[Structured figure records]
+ + + +
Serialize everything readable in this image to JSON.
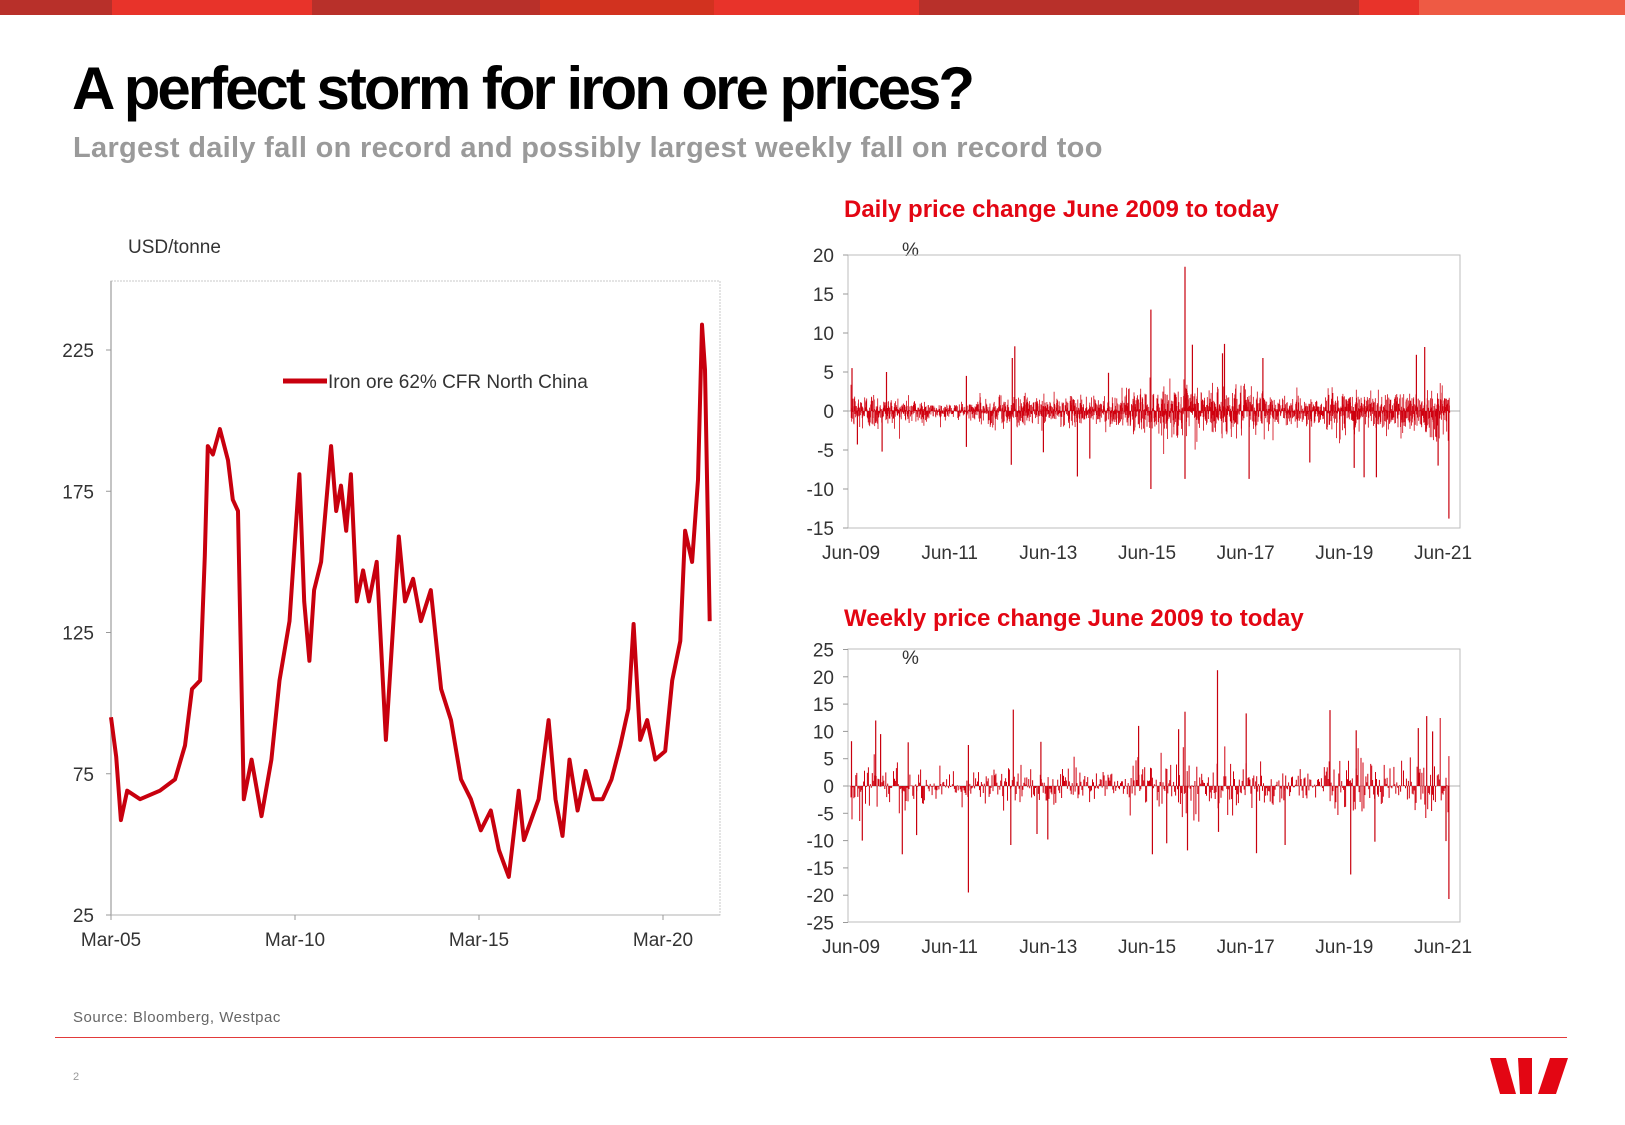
{
  "slide": {
    "title": "A perfect storm for iron ore prices?",
    "subtitle": "Largest daily fall on record and possibly largest weekly fall on record too",
    "source": "Source:  Bloomberg,  Westpac",
    "page_number": "2",
    "brand": "Westpac",
    "colors": {
      "accent_red": "#e30613",
      "series_red": "#c8000e",
      "subtitle_grey": "#9a9a9a",
      "topbar": [
        "#b8302a",
        "#e8332a",
        "#b8302a",
        "#d2321f",
        "#e8332a",
        "#b8302a",
        "#e8332a",
        "#ee5a44"
      ]
    }
  },
  "chart_data": [
    {
      "id": "iron-ore-price",
      "type": "line",
      "title": "",
      "ylabel": "USD/tonne",
      "xlabel": "",
      "ylim": [
        25,
        250
      ],
      "yticks": [
        25,
        75,
        125,
        175,
        225
      ],
      "xlim": [
        2005.17,
        2021.6
      ],
      "xticks": [
        {
          "x": 2005.17,
          "label": "Mar-05"
        },
        {
          "x": 2010.17,
          "label": "Mar-10"
        },
        {
          "x": 2015.17,
          "label": "Mar-15"
        },
        {
          "x": 2020.17,
          "label": "Mar-20"
        }
      ],
      "legend": {
        "position": "top-center",
        "entries": [
          "Iron ore 62% CFR North China"
        ]
      },
      "grid": false,
      "series": [
        {
          "name": "Iron ore 62% CFR North China",
          "x": [
            2005.17,
            2005.31,
            2005.44,
            2005.61,
            2005.96,
            2006.5,
            2006.91,
            2007.18,
            2007.37,
            2007.59,
            2007.72,
            2007.8,
            2007.94,
            2008.13,
            2008.35,
            2008.48,
            2008.62,
            2008.78,
            2008.99,
            2009.26,
            2009.53,
            2009.75,
            2010.02,
            2010.29,
            2010.42,
            2010.56,
            2010.69,
            2010.88,
            2011.15,
            2011.29,
            2011.42,
            2011.56,
            2011.69,
            2011.85,
            2012.02,
            2012.18,
            2012.39,
            2012.64,
            2012.99,
            2013.16,
            2013.38,
            2013.59,
            2013.86,
            2014.14,
            2014.41,
            2014.68,
            2014.95,
            2015.22,
            2015.49,
            2015.71,
            2015.98,
            2016.25,
            2016.39,
            2016.79,
            2017.06,
            2017.25,
            2017.44,
            2017.63,
            2017.85,
            2018.07,
            2018.28,
            2018.53,
            2018.77,
            2019.01,
            2019.23,
            2019.37,
            2019.55,
            2019.74,
            2019.96,
            2020.23,
            2020.42,
            2020.64,
            2020.77,
            2020.96,
            2021.12,
            2021.23,
            2021.31,
            2021.44
          ],
          "values": [
            95,
            81,
            58.6,
            69,
            66,
            69,
            73,
            85,
            105,
            108,
            152,
            191,
            188,
            197,
            186,
            172,
            168,
            66,
            80,
            60,
            80,
            108,
            129,
            181,
            136,
            115,
            140,
            150,
            191,
            168,
            177,
            161,
            181,
            136,
            147,
            136,
            150,
            87,
            159,
            136,
            144,
            129,
            140,
            105,
            94,
            73,
            66,
            55,
            62,
            48,
            38.5,
            69,
            51.5,
            66,
            94,
            66,
            53,
            80,
            62,
            76,
            66,
            66,
            73,
            85,
            98,
            128,
            87,
            94,
            80,
            83,
            108,
            122,
            161,
            150,
            179,
            234,
            218,
            129
          ]
        }
      ]
    },
    {
      "id": "daily-change",
      "type": "bar",
      "title": "Daily price change June 2009 to today",
      "ylabel": "%",
      "ylim": [
        -15,
        20
      ],
      "yticks": [
        20,
        15,
        10,
        5,
        0,
        -5,
        -10,
        -15
      ],
      "xlim": [
        2009.42,
        2021.6
      ],
      "xticks": [
        {
          "x": 2009.42,
          "label": "Jun-09"
        },
        {
          "x": 2011.42,
          "label": "Jun-11"
        },
        {
          "x": 2013.42,
          "label": "Jun-13"
        },
        {
          "x": 2015.42,
          "label": "Jun-15"
        },
        {
          "x": 2017.42,
          "label": "Jun-17"
        },
        {
          "x": 2019.42,
          "label": "Jun-19"
        },
        {
          "x": 2021.42,
          "label": "Jun-21"
        }
      ],
      "grid": false,
      "typical_amplitude_by_year": {
        "2009": 2.2,
        "2010": 1.6,
        "2011": 0.9,
        "2012": 1.8,
        "2013": 1.6,
        "2014": 1.8,
        "2015": 2.6,
        "2016": 3.0,
        "2017": 2.6,
        "2018": 1.6,
        "2019": 2.4,
        "2020": 2.4,
        "2021": 3.0
      },
      "notable_points": [
        {
          "x": 2009.44,
          "value": 5.5
        },
        {
          "x": 2009.55,
          "value": -4.3
        },
        {
          "x": 2010.14,
          "value": 5.0
        },
        {
          "x": 2010.05,
          "value": -5.2
        },
        {
          "x": 2011.76,
          "value": 4.5
        },
        {
          "x": 2011.76,
          "value": -4.6
        },
        {
          "x": 2012.69,
          "value": 6.8
        },
        {
          "x": 2012.74,
          "value": 8.3
        },
        {
          "x": 2012.67,
          "value": -6.9
        },
        {
          "x": 2013.32,
          "value": -5.3
        },
        {
          "x": 2014.01,
          "value": -8.4
        },
        {
          "x": 2014.26,
          "value": -6.1
        },
        {
          "x": 2014.64,
          "value": 4.9
        },
        {
          "x": 2015.5,
          "value": 13.0
        },
        {
          "x": 2015.5,
          "value": -10.0
        },
        {
          "x": 2016.19,
          "value": 18.5
        },
        {
          "x": 2016.19,
          "value": -8.7
        },
        {
          "x": 2016.34,
          "value": 8.5
        },
        {
          "x": 2016.95,
          "value": 7.4
        },
        {
          "x": 2016.99,
          "value": 8.6
        },
        {
          "x": 2017.49,
          "value": -8.7
        },
        {
          "x": 2017.77,
          "value": 6.8
        },
        {
          "x": 2018.72,
          "value": -6.6
        },
        {
          "x": 2019.62,
          "value": -7.3
        },
        {
          "x": 2019.82,
          "value": -8.5
        },
        {
          "x": 2020.07,
          "value": -8.5
        },
        {
          "x": 2020.88,
          "value": 7.2
        },
        {
          "x": 2021.05,
          "value": 8.2
        },
        {
          "x": 2021.32,
          "value": -7.0
        },
        {
          "x": 2021.54,
          "value": -13.8
        }
      ]
    },
    {
      "id": "weekly-change",
      "type": "bar",
      "title": "Weekly price change June 2009 to today",
      "ylabel": "%",
      "ylim": [
        -25,
        25
      ],
      "yticks": [
        25,
        20,
        15,
        10,
        5,
        0,
        -5,
        -10,
        -15,
        -20,
        -25
      ],
      "xlim": [
        2009.42,
        2021.6
      ],
      "xticks": [
        {
          "x": 2009.42,
          "label": "Jun-09"
        },
        {
          "x": 2011.42,
          "label": "Jun-11"
        },
        {
          "x": 2013.42,
          "label": "Jun-13"
        },
        {
          "x": 2015.42,
          "label": "Jun-15"
        },
        {
          "x": 2017.42,
          "label": "Jun-17"
        },
        {
          "x": 2019.42,
          "label": "Jun-19"
        },
        {
          "x": 2021.42,
          "label": "Jun-21"
        }
      ],
      "grid": false,
      "typical_amplitude_by_year": {
        "2009": 5.0,
        "2010": 4.0,
        "2011": 2.5,
        "2012": 3.5,
        "2013": 3.0,
        "2014": 3.0,
        "2015": 4.5,
        "2016": 5.5,
        "2017": 4.5,
        "2018": 3.0,
        "2019": 5.0,
        "2020": 4.5,
        "2021": 6.0
      },
      "notable_points": [
        {
          "x": 2009.43,
          "value": 8.2
        },
        {
          "x": 2009.65,
          "value": -10.0
        },
        {
          "x": 2009.92,
          "value": 12.0
        },
        {
          "x": 2010.02,
          "value": 9.5
        },
        {
          "x": 2010.46,
          "value": -12.5
        },
        {
          "x": 2010.58,
          "value": 8.0
        },
        {
          "x": 2010.75,
          "value": -9.0
        },
        {
          "x": 2011.8,
          "value": 7.5
        },
        {
          "x": 2011.8,
          "value": -19.5
        },
        {
          "x": 2012.71,
          "value": 14.0
        },
        {
          "x": 2012.66,
          "value": -10.8
        },
        {
          "x": 2013.19,
          "value": -8.8
        },
        {
          "x": 2013.41,
          "value": -9.8
        },
        {
          "x": 2013.27,
          "value": 8.1
        },
        {
          "x": 2015.25,
          "value": 11.0
        },
        {
          "x": 2015.53,
          "value": -12.5
        },
        {
          "x": 2015.82,
          "value": -10.5
        },
        {
          "x": 2016.06,
          "value": 10.4
        },
        {
          "x": 2016.19,
          "value": 13.6
        },
        {
          "x": 2016.24,
          "value": -11.8
        },
        {
          "x": 2016.85,
          "value": 21.2
        },
        {
          "x": 2016.87,
          "value": -8.4
        },
        {
          "x": 2017.43,
          "value": 13.3
        },
        {
          "x": 2017.64,
          "value": -12.3
        },
        {
          "x": 2018.22,
          "value": -10.8
        },
        {
          "x": 2019.13,
          "value": 13.9
        },
        {
          "x": 2019.55,
          "value": -16.2
        },
        {
          "x": 2019.66,
          "value": 10.2
        },
        {
          "x": 2020.04,
          "value": -10.2
        },
        {
          "x": 2020.92,
          "value": 10.6
        },
        {
          "x": 2021.09,
          "value": 12.8
        },
        {
          "x": 2021.21,
          "value": 10.0
        },
        {
          "x": 2021.48,
          "value": -10.1
        },
        {
          "x": 2021.54,
          "value": -20.7
        }
      ]
    }
  ]
}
+ + + +
> TASK OBJECTIVE
Which lines contain the word "North"? Return each of them.

> EXPECTED OUTPUT
          "Iron ore 62% CFR North China"
          "name": "Iron ore 62% CFR North China",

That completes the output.